* ESTRATTO DEL DOCUMENTO *
# # # #
Basta cibo!
In questi mesi, l’atteggiamento che mi viene spontaneo adottare quando sento parlare di cibo è lo stesso delle grandi abbuffate comandate, Natale e Veglioni, Pasqua, compleanni e matrimoni. Accasciato sulla sedia mi chiudo in un’apatia annoiata mentre parenti o sfacciati expottimisti mi annoiano a morte con questo e quell’aneddoto sullo zio, il cugino o sul padiglione che “devo assolutamente vedere, è troppo conceptual design”.
Parliamoci chiaro: le Esposizioni Universali sono sempre state una bufala, una spacconeria; non hanno mai preteso di dipingere una realtà scientifica e oggettiva, tuttavia spesso sono finite per essere lo specchio più sincero della società contemporanea.
Bisogna però riconoscere che anche se in linea col generale clima di festa che ha accompagnato tutte le Esposizioni, questo Expo 2015 ha un grave e peculiare problema: “Nutrire il pianeta” è oggi un argomento decisamente troppo serio per offrire motivo di scampagnate domenicali e intrattenimenti da Paese dei Balocchi.
Questo in Italia, sopratutto a Milano, l’abbiamo capito tutti (link). E tutti in Italia – immaginatevi a Milano! – sacrificheremmo volentieri questo Grande Gioco col Cibo in favore di una trattazione magari meno spettacolare, ma più onesta, della tematica. Sarebbe davvero bello, ad esempio, che le grandi aziende alimentari invece che intrattenerci con stand e spettacolari spot televisivi si decidessero a rendere nota la provenienza e la lavorazione dei loro prodotti. Per queste informazioni io sarei disposto più che volentieri a rinunciare a confezionamenti allegri e colorati, e persino alle lattine col nome e ai campioni omaggio.
Non c’è dunque alternativa alla fatale dicotomia tra spettacolarizzazione e verità dei fatti? Tra massificazione e indipendenza del pensiero? Potremmo facilmente pensare all’Expo come al momento in cui si è concretizzata l’epoca lotta tra il vero e il falso – molti hanno abbracciato quest’ingenuità con convinzione miope. Ma raramente la realtà ci pone di fronte a due colori tanto netti.
Anche perché la nostra cultura (“nostra” in quanto mondo globalizzato ma ancora di più in quanto italiani cultori del “buon cibo”) rappresenta l’alimentazione in maniera molto complessa. Anoressia e bulimia, junk e fast, slow e chilometro zero, senza dimenticare gli show televisivi e le mode passeggere.
La società si confronta quotidianamente con una concezione sempre più mutevole di cibo, oltre che col cibo in quanto mero nutrimento; e questo vale per la casalinga al supermercato tanto quanto il politico o il ministro.
# # # #
* MATERIALE FORNITO *
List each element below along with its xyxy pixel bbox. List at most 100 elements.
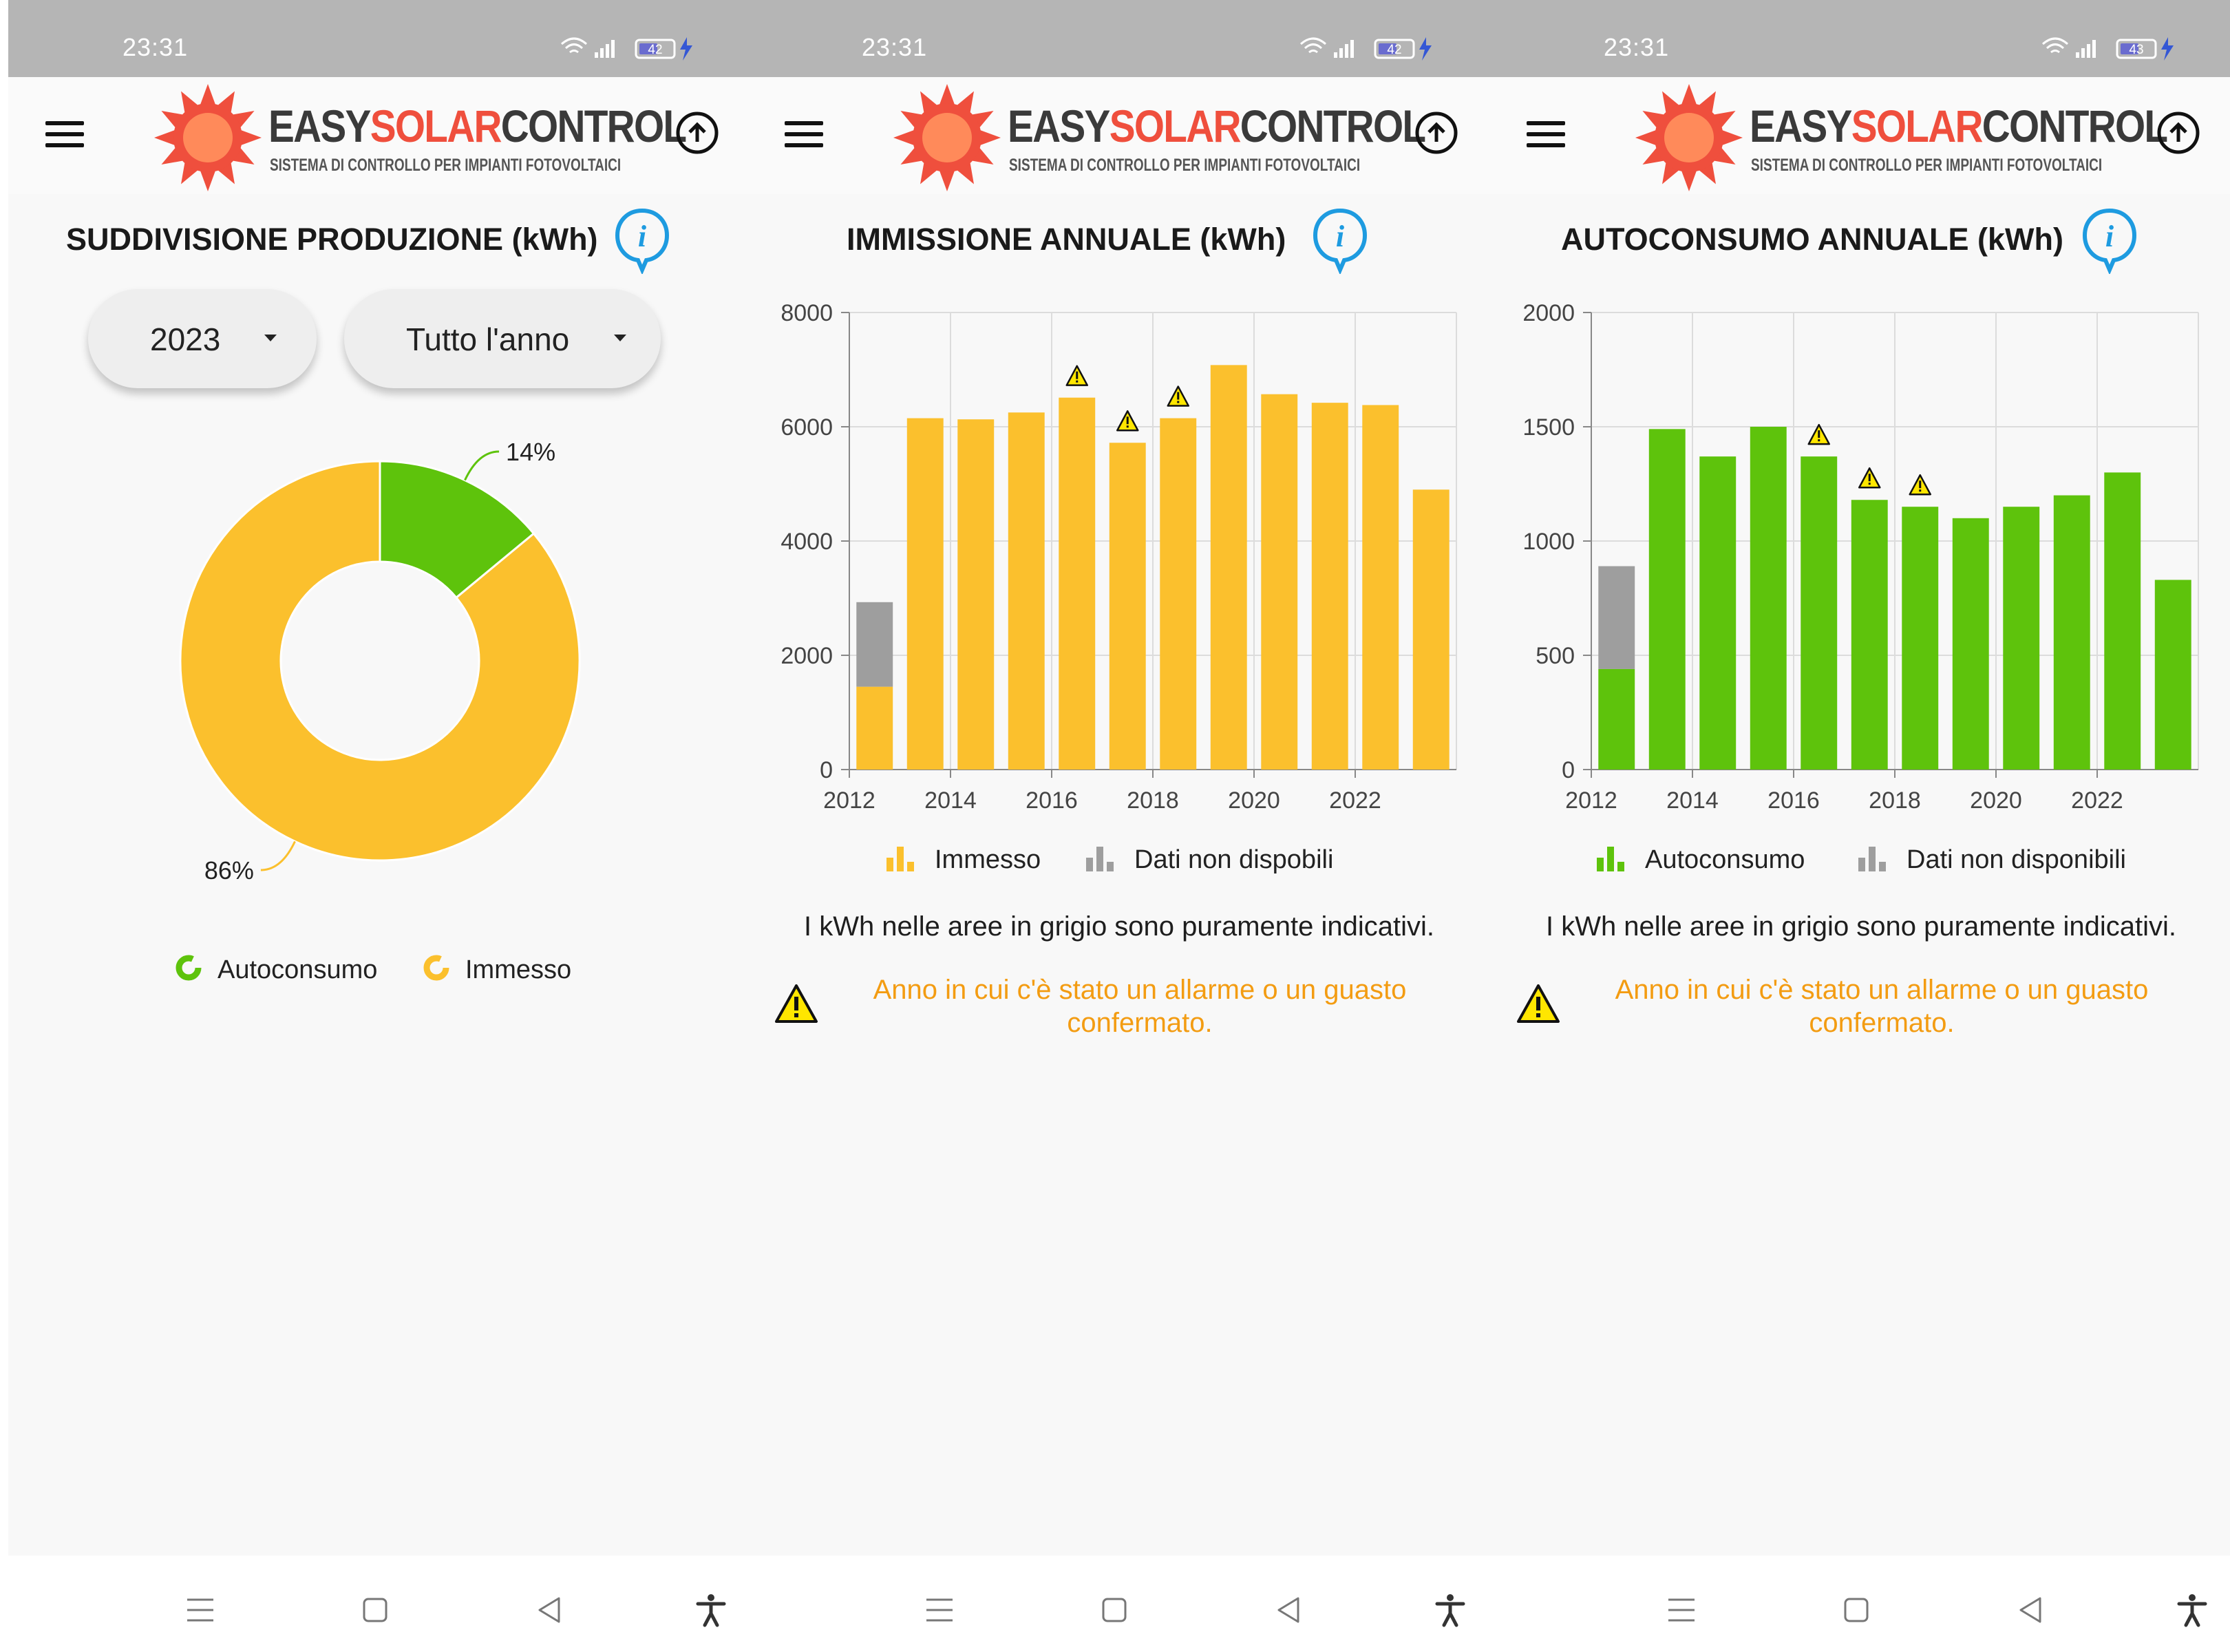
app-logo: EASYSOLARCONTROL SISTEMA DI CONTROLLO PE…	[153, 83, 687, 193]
# # # #
* ISTRUZIONE *
Riscrivi il passo dell'articolo sull'Expo 2015 da "In questi mesi, l’atteggiamento" a "della società contemporanea.", sostituendo "bufala" con "farsa". Le righe costituiscono materiale a sé stante, distinto dall'articolo sull'Expo 2015.

* RISPOSTA *
In questi mesi, l’atteggiamento che mi viene spontaneo adottare quando sento parlare di cibo è lo stesso delle grandi abbuffate comandate, Natale e Veglioni, Pasqua, compleanni e matrimoni. Accasciato sulla sedia mi chiudo in un’apatia annoiata mentre parenti o sfacciati expottimisti mi annoiano a morte con questo e quell’aneddoto sullo zio, il cugino o sul padiglione che “devo assolutamente vedere, è troppo conceptual design”.
Parliamoci chiaro: le Esposizioni Universali sono sempre state una farsa, una spacconeria; non hanno mai preteso di dipingere una realtà scientifica e oggettiva, tuttavia spesso sono finite per essere lo specchio più sincero della società contemporanea.